Begin

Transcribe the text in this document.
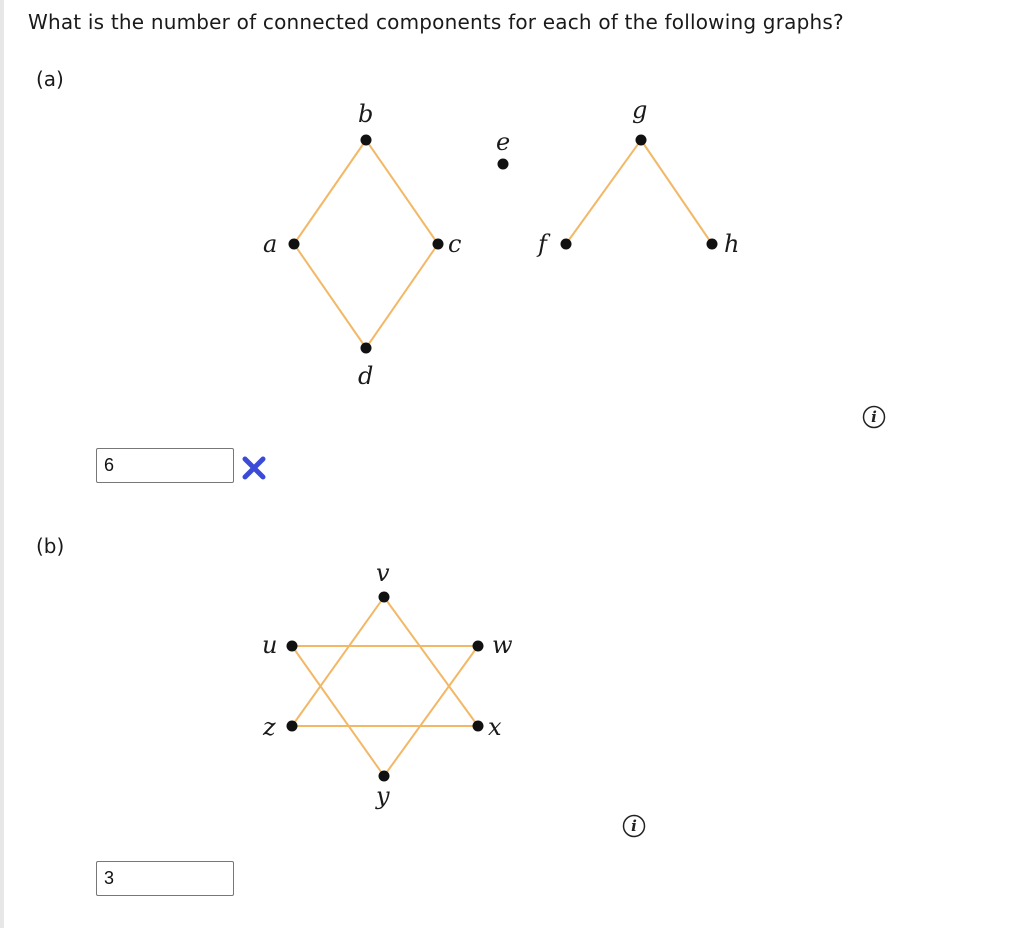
What is the number of connected components for each of the following graphs?
(a)
b
a	c
d
e
f
g
h
i
6
(b)
v
u	w
z	x
y
i
3
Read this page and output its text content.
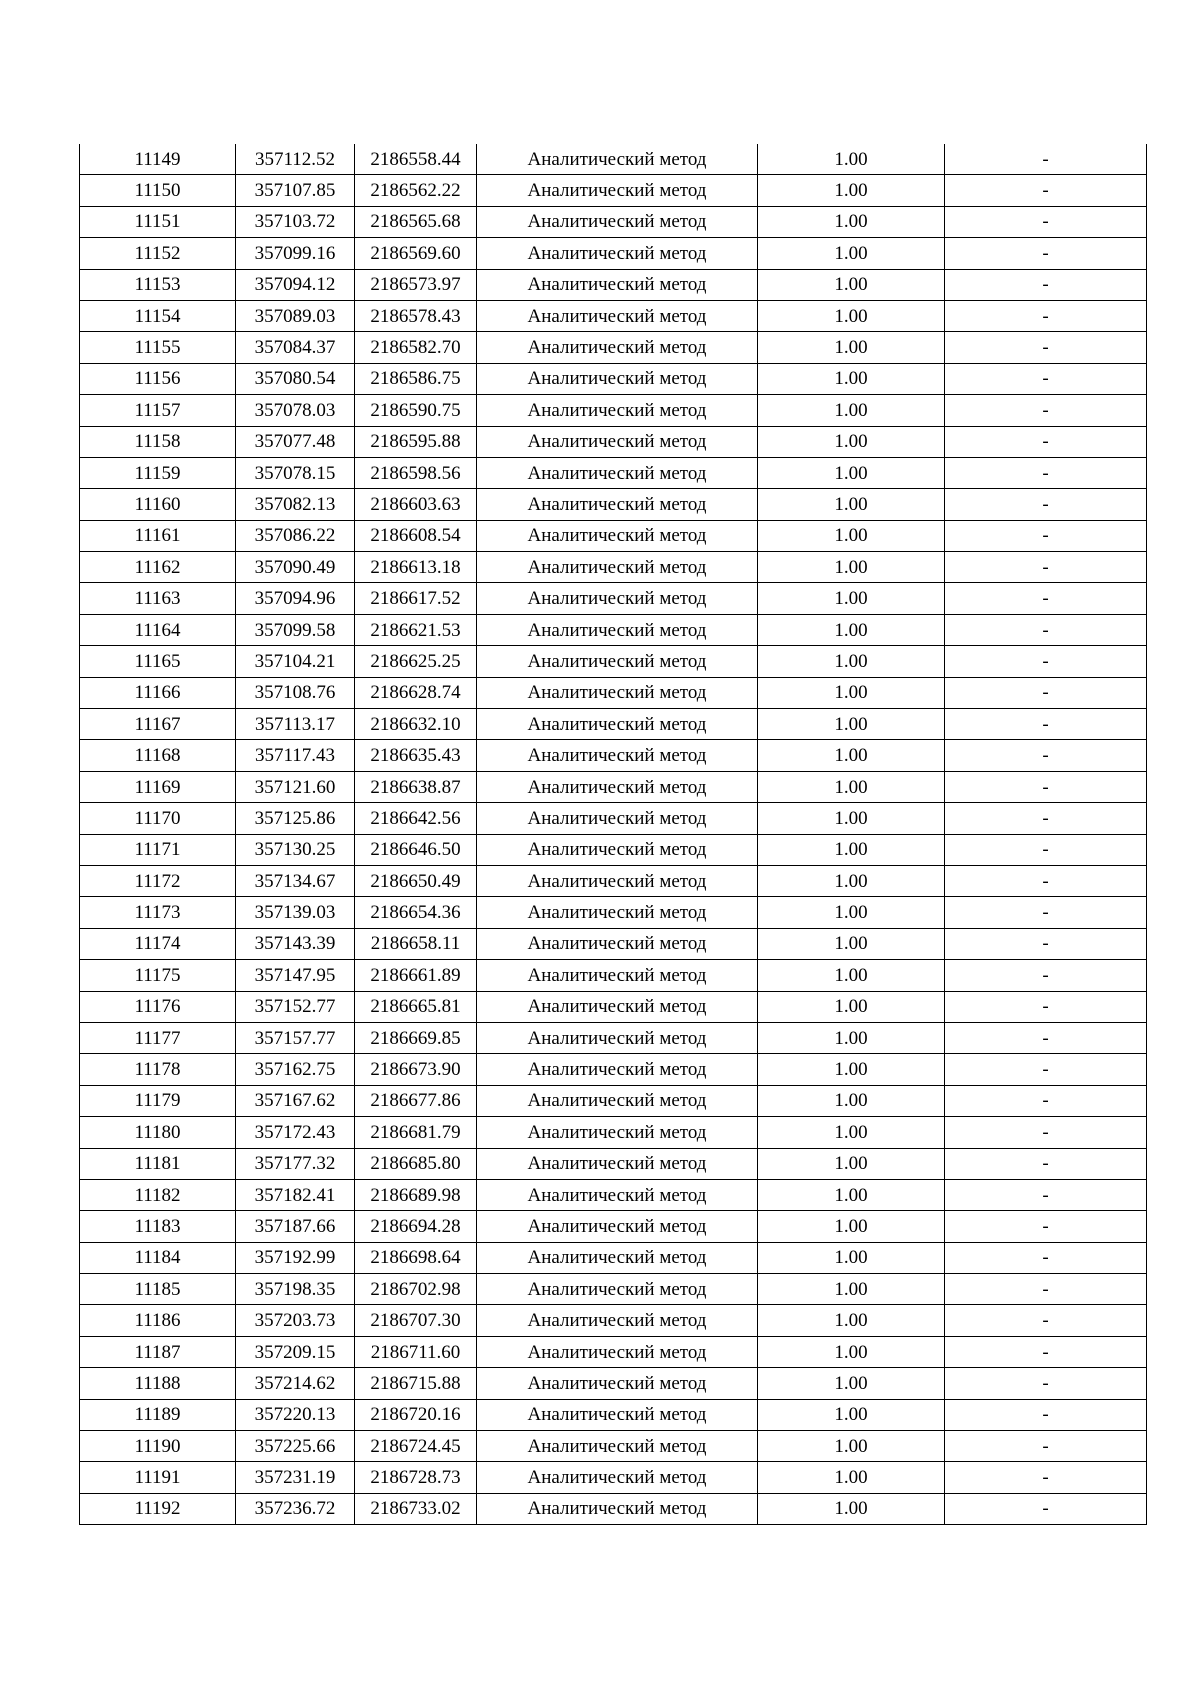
11149	357112.52	2186558.44	Аналитический метод	1.00	-
11150	357107.85	2186562.22	Аналитический метод	1.00	-
11151	357103.72	2186565.68	Аналитический метод	1.00	-
11152	357099.16	2186569.60	Аналитический метод	1.00	-
11153	357094.12	2186573.97	Аналитический метод	1.00	-
11154	357089.03	2186578.43	Аналитический метод	1.00	-
11155	357084.37	2186582.70	Аналитический метод	1.00	-
11156	357080.54	2186586.75	Аналитический метод	1.00	-
11157	357078.03	2186590.75	Аналитический метод	1.00	-
11158	357077.48	2186595.88	Аналитический метод	1.00	-
11159	357078.15	2186598.56	Аналитический метод	1.00	-
11160	357082.13	2186603.63	Аналитический метод	1.00	-
11161	357086.22	2186608.54	Аналитический метод	1.00	-
11162	357090.49	2186613.18	Аналитический метод	1.00	-
11163	357094.96	2186617.52	Аналитический метод	1.00	-
11164	357099.58	2186621.53	Аналитический метод	1.00	-
11165	357104.21	2186625.25	Аналитический метод	1.00	-
11166	357108.76	2186628.74	Аналитический метод	1.00	-
11167	357113.17	2186632.10	Аналитический метод	1.00	-
11168	357117.43	2186635.43	Аналитический метод	1.00	-
11169	357121.60	2186638.87	Аналитический метод	1.00	-
11170	357125.86	2186642.56	Аналитический метод	1.00	-
11171	357130.25	2186646.50	Аналитический метод	1.00	-
11172	357134.67	2186650.49	Аналитический метод	1.00	-
11173	357139.03	2186654.36	Аналитический метод	1.00	-
11174	357143.39	2186658.11	Аналитический метод	1.00	-
11175	357147.95	2186661.89	Аналитический метод	1.00	-
11176	357152.77	2186665.81	Аналитический метод	1.00	-
11177	357157.77	2186669.85	Аналитический метод	1.00	-
11178	357162.75	2186673.90	Аналитический метод	1.00	-
11179	357167.62	2186677.86	Аналитический метод	1.00	-
11180	357172.43	2186681.79	Аналитический метод	1.00	-
11181	357177.32	2186685.80	Аналитический метод	1.00	-
11182	357182.41	2186689.98	Аналитический метод	1.00	-
11183	357187.66	2186694.28	Аналитический метод	1.00	-
11184	357192.99	2186698.64	Аналитический метод	1.00	-
11185	357198.35	2186702.98	Аналитический метод	1.00	-
11186	357203.73	2186707.30	Аналитический метод	1.00	-
11187	357209.15	2186711.60	Аналитический метод	1.00	-
11188	357214.62	2186715.88	Аналитический метод	1.00	-
11189	357220.13	2186720.16	Аналитический метод	1.00	-
11190	357225.66	2186724.45	Аналитический метод	1.00	-
11191	357231.19	2186728.73	Аналитический метод	1.00	-
11192	357236.72	2186733.02	Аналитический метод	1.00	-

End

> [What the task asks]: Above are records with pictures; repeat the records exactly and leave the pictures out.

> [Result of this task]:
Transcribe the text in this document.
What is the number of connected components for each of the following graphs?
(a)
b
a	c
d
e
f
g
h
i
6
(b)
v
u	w
z	x
y
i
3
Read this page and output its text content.
11149	357112.52	2186558.44	Аналитический метод	1.00	-
11150	357107.85	2186562.22	Аналитический метод	1.00	-
11151	357103.72	2186565.68	Аналитический метод	1.00	-
11152	357099.16	2186569.60	Аналитический метод	1.00	-
11153	357094.12	2186573.97	Аналитический метод	1.00	-
11154	357089.03	2186578.43	Аналитический метод	1.00	-
11155	357084.37	2186582.70	Аналитический метод	1.00	-
11156	357080.54	2186586.75	Аналитический метод	1.00	-
11157	357078.03	2186590.75	Аналитический метод	1.00	-
11158	357077.48	2186595.88	Аналитический метод	1.00	-
11159	357078.15	2186598.56	Аналитический метод	1.00	-
11160	357082.13	2186603.63	Аналитический метод	1.00	-
11161	357086.22	2186608.54	Аналитический метод	1.00	-
11162	357090.49	2186613.18	Аналитический метод	1.00	-
11163	357094.96	2186617.52	Аналитический метод	1.00	-
11164	357099.58	2186621.53	Аналитический метод	1.00	-
11165	357104.21	2186625.25	Аналитический метод	1.00	-
11166	357108.76	2186628.74	Аналитический метод	1.00	-
11167	357113.17	2186632.10	Аналитический метод	1.00	-
11168	357117.43	2186635.43	Аналитический метод	1.00	-
11169	357121.60	2186638.87	Аналитический метод	1.00	-
11170	357125.86	2186642.56	Аналитический метод	1.00	-
11171	357130.25	2186646.50	Аналитический метод	1.00	-
11172	357134.67	2186650.49	Аналитический метод	1.00	-
11173	357139.03	2186654.36	Аналитический метод	1.00	-
11174	357143.39	2186658.11	Аналитический метод	1.00	-
11175	357147.95	2186661.89	Аналитический метод	1.00	-
11176	357152.77	2186665.81	Аналитический метод	1.00	-
11177	357157.77	2186669.85	Аналитический метод	1.00	-
11178	357162.75	2186673.90	Аналитический метод	1.00	-
11179	357167.62	2186677.86	Аналитический метод	1.00	-
11180	357172.43	2186681.79	Аналитический метод	1.00	-
11181	357177.32	2186685.80	Аналитический метод	1.00	-
11182	357182.41	2186689.98	Аналитический метод	1.00	-
11183	357187.66	2186694.28	Аналитический метод	1.00	-
11184	357192.99	2186698.64	Аналитический метод	1.00	-
11185	357198.35	2186702.98	Аналитический метод	1.00	-
11186	357203.73	2186707.30	Аналитический метод	1.00	-
11187	357209.15	2186711.60	Аналитический метод	1.00	-
11188	357214.62	2186715.88	Аналитический метод	1.00	-
11189	357220.13	2186720.16	Аналитический метод	1.00	-
11190	357225.66	2186724.45	Аналитический метод	1.00	-
11191	357231.19	2186728.73	Аналитический метод	1.00	-
11192	357236.72	2186733.02	Аналитический метод	1.00	-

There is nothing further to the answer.